• Set problem: Reply with nothing except the number of lines that contain the word "name".

(Figure record extracts)

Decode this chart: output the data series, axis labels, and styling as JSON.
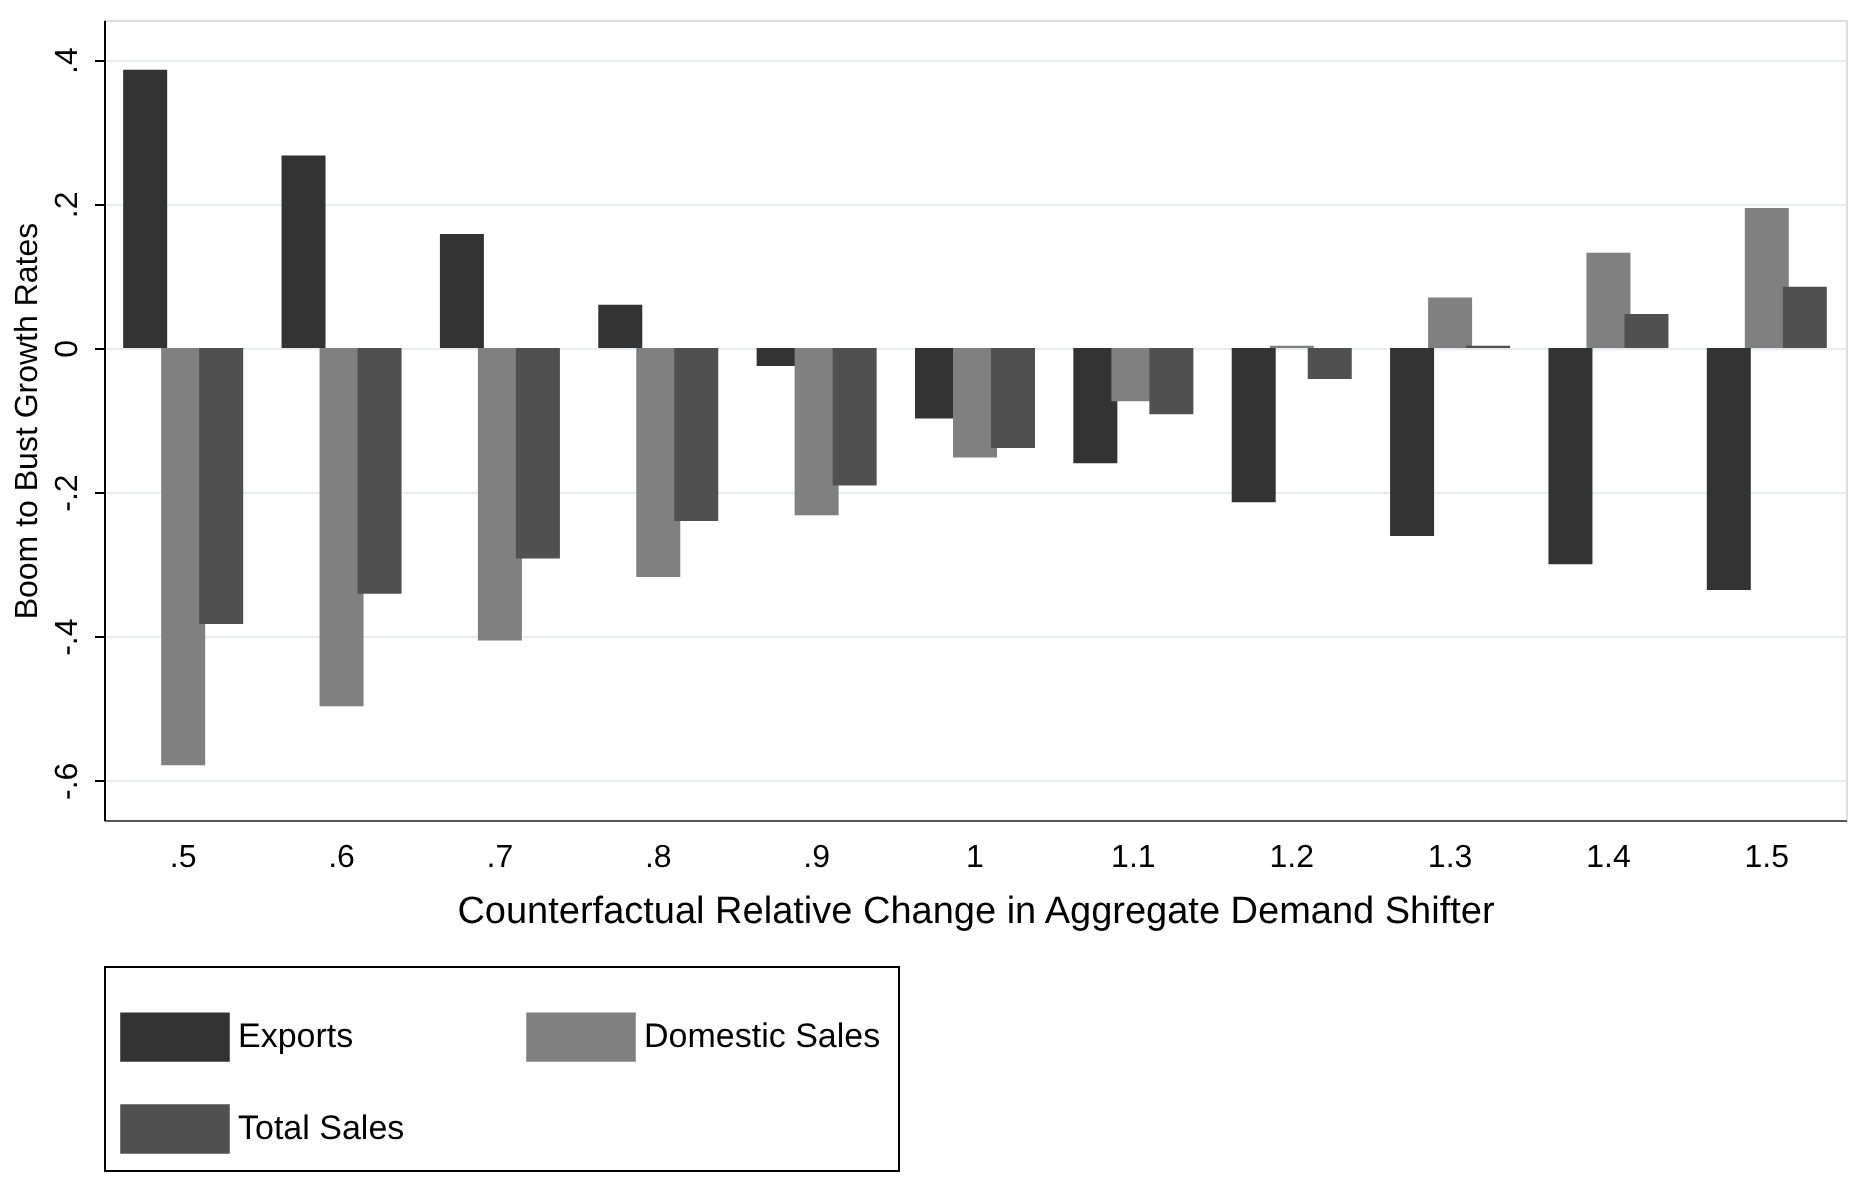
{
  "chart_data": {
    "type": "bar",
    "xlabel": "Counterfactual Relative Change in Aggregate Demand Shifter",
    "ylabel": "Boom to Bust Growth Rates",
    "categories": [
      ".5",
      ".6",
      ".7",
      ".8",
      ".9",
      "1",
      "1.1",
      "1.2",
      "1.3",
      "1.4",
      "1.5"
    ],
    "series": [
      {
        "name": "Exports",
        "color": "#333333",
        "values": [
          0.386,
          0.267,
          0.158,
          0.06,
          -0.025,
          -0.098,
          -0.16,
          -0.214,
          -0.261,
          -0.3,
          -0.336
        ]
      },
      {
        "name": "Domestic Sales",
        "color": "#808080",
        "values": [
          -0.579,
          -0.497,
          -0.406,
          -0.318,
          -0.232,
          -0.152,
          -0.074,
          0.003,
          0.07,
          0.132,
          0.194
        ]
      },
      {
        "name": "Total Sales",
        "color": "#505050",
        "values": [
          -0.383,
          -0.341,
          -0.292,
          -0.24,
          -0.191,
          -0.139,
          -0.092,
          -0.043,
          0.003,
          0.047,
          0.085
        ]
      }
    ],
    "ylim": [
      -0.655,
      0.455
    ],
    "yticks": [
      {
        "value": -0.6,
        "label": "-.6"
      },
      {
        "value": -0.4,
        "label": "-.4"
      },
      {
        "value": -0.2,
        "label": "-.2"
      },
      0,
      {
        "value": 0.2,
        "label": ".2"
      },
      {
        "value": 0.4,
        "label": ".4"
      }
    ],
    "grid": "y",
    "legend": "bottom"
  }
}
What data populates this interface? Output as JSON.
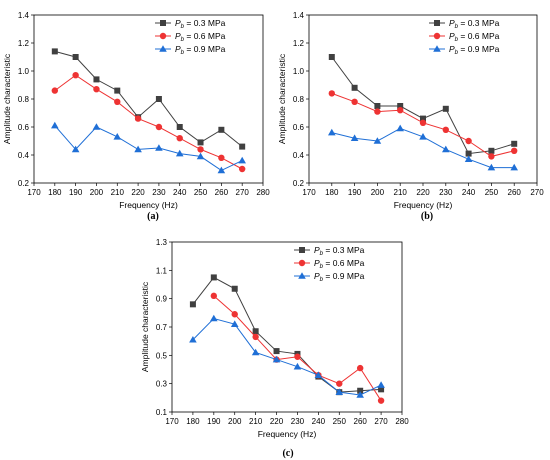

• Result of this exercise: 3